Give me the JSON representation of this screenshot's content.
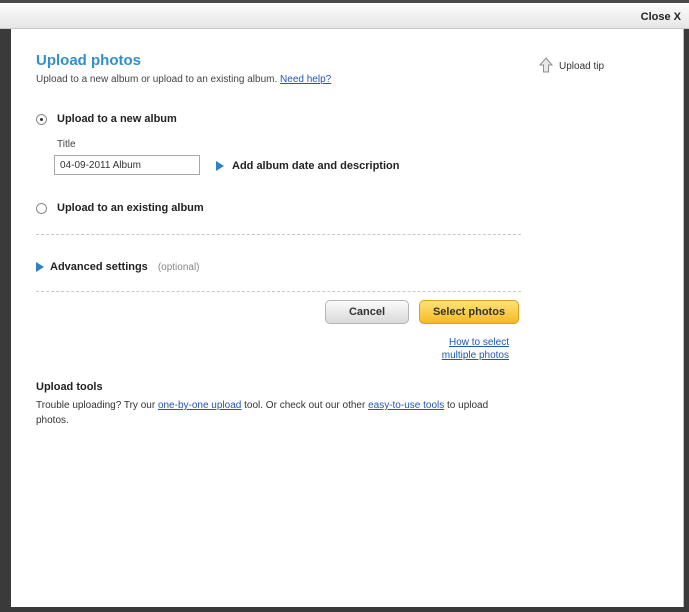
{
  "header": {
    "close_label": "Close X"
  },
  "dialog": {
    "title": "Upload photos",
    "subtitle": "Upload to a new album or upload to an existing album.",
    "help_link": "Need help?",
    "upload_tip": "Upload tip",
    "new_album": {
      "label": "Upload to a new album",
      "selected": true,
      "title_label": "Title",
      "title_value": "04-09-2011 Album",
      "add_details": "Add album date and description"
    },
    "existing_album": {
      "label": "Upload to an existing album",
      "selected": false
    },
    "advanced": {
      "label": "Advanced settings",
      "hint": "(optional)"
    },
    "buttons": {
      "cancel": "Cancel",
      "select": "Select photos"
    },
    "how_to": {
      "line1": "How to select",
      "line2": "multiple photos"
    },
    "tools": {
      "heading": "Upload tools",
      "text1": "Trouble uploading? Try our ",
      "link1": "one-by-one upload",
      "text2": " tool. Or check out our other ",
      "link2": "easy-to-use tools",
      "text3": " to upload photos."
    }
  },
  "colors": {
    "title": "#2f8fcf",
    "link": "#2155b8",
    "select_button": "#f6b923",
    "arrow": "#2f80c6"
  }
}
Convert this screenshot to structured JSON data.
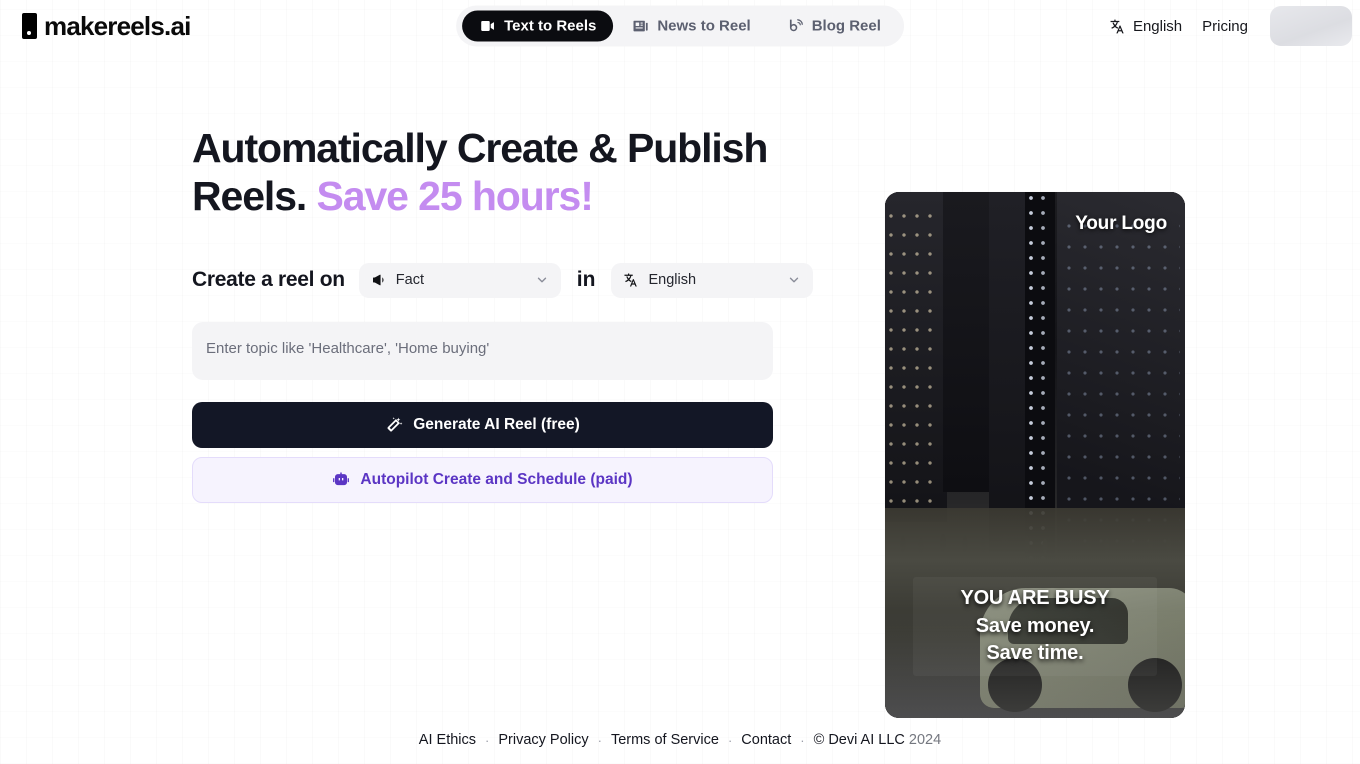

Problem description: Return all lines of the material above in which the word "screenshot" occurs.

Task result:
Give me the JSON representation of this screenshot's content.
Convert this screenshot to structured JSON data.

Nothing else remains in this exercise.